Stated exercise » Starting at the first line of the records and ending at the line that contains "benefit-highlight: A total", write out each line as a numbered list, leaving out any blank lines.

═════ The records

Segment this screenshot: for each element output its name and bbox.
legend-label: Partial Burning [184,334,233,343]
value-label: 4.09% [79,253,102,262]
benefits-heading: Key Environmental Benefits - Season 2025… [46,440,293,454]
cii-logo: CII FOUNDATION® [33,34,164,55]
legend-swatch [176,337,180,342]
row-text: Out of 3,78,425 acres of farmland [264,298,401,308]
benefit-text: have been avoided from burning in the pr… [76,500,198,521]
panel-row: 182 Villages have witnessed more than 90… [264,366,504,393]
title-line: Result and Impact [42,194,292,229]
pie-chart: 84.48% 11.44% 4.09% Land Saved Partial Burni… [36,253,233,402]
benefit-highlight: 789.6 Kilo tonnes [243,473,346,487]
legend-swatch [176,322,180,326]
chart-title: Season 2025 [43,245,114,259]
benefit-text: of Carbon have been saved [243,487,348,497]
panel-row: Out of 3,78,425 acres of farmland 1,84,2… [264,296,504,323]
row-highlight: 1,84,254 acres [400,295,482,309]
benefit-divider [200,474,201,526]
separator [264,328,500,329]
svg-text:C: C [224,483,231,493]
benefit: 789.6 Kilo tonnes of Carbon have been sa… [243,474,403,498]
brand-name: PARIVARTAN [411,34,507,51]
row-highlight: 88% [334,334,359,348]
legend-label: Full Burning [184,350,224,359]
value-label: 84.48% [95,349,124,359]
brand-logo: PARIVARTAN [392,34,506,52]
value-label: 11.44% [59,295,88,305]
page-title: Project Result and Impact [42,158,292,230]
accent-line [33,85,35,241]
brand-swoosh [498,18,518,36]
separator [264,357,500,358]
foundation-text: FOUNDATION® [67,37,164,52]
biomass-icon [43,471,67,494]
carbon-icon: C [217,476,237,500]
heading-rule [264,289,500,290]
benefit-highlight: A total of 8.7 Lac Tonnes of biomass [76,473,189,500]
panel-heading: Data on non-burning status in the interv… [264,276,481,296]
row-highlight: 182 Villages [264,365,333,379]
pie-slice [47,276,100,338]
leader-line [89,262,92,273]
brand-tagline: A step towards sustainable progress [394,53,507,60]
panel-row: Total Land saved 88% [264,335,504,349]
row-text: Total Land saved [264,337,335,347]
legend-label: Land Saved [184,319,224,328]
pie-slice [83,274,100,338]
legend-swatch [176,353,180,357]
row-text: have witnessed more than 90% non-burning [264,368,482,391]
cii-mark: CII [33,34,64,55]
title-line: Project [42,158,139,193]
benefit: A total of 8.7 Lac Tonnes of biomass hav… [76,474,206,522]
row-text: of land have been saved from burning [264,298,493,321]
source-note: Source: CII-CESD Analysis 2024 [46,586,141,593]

══════════

Solved problem »
1. Segment this screenshot: for each element output its name and bbox.
2. legend-label: Partial Burning [184,334,233,343]
3. value-label: 4.09% [79,253,102,262]
4. benefits-heading: Key Environmental Benefits - Season 2025… [46,440,293,454]
5. cii-logo: CII FOUNDATION® [33,34,164,55]
6. legend-swatch [176,337,180,342]
7. row-text: Out of 3,78,425 acres of farmland [264,298,401,308]
8. benefit-text: have been avoided from burning in the pr… [76,500,198,521]
9. panel-row: 182 Villages have witnessed more than 90… [264,366,504,393]
10. title-line: Result and Impact [42,194,292,229]
11. pie-chart: 84.48% 11.44% 4.09% Land Saved Partial Burni… [36,253,233,402]
12. benefit-highlight: 789.6 Kilo tonnes [243,473,346,487]
13. legend-swatch [176,322,180,326]
14. chart-title: Season 2025 [43,245,114,259]
15. benefit-text: of Carbon have been saved [243,487,348,497]
16. panel-row: Out of 3,78,425 acres of farmland 1,84,2… [264,296,504,323]
17. row-highlight: 1,84,254 acres [400,295,482,309]
18. benefit-divider [200,474,201,526]
19. separator [264,328,500,329]
20. svg-text:C: C [224,483,231,493]
21. benefit: 789.6 Kilo tonnes of Carbon have been sa… [243,474,403,498]
22. brand-name: PARIVARTAN [411,34,507,51]
23. row-highlight: 88% [334,334,359,348]
24. legend-label: Full Burning [184,350,224,359]
25. value-label: 84.48% [95,349,124,359]
26. brand-logo: PARIVARTAN [392,34,506,52]
27. value-label: 11.44% [59,295,88,305]
28. page-title: Project Result and Impact [42,158,292,230]
29. accent-line [33,85,35,241]
30. brand-swoosh [498,18,518,36]
31. separator [264,357,500,358]
32. foundation-text: FOUNDATION® [67,37,164,52]
33. biomass-icon [43,471,67,494]
34. carbon-icon: C [217,476,237,500]
35. heading-rule [264,289,500,290]
36. benefit-highlight: A total of 8.7 Lac Tonnes of biomass [76,473,189,500]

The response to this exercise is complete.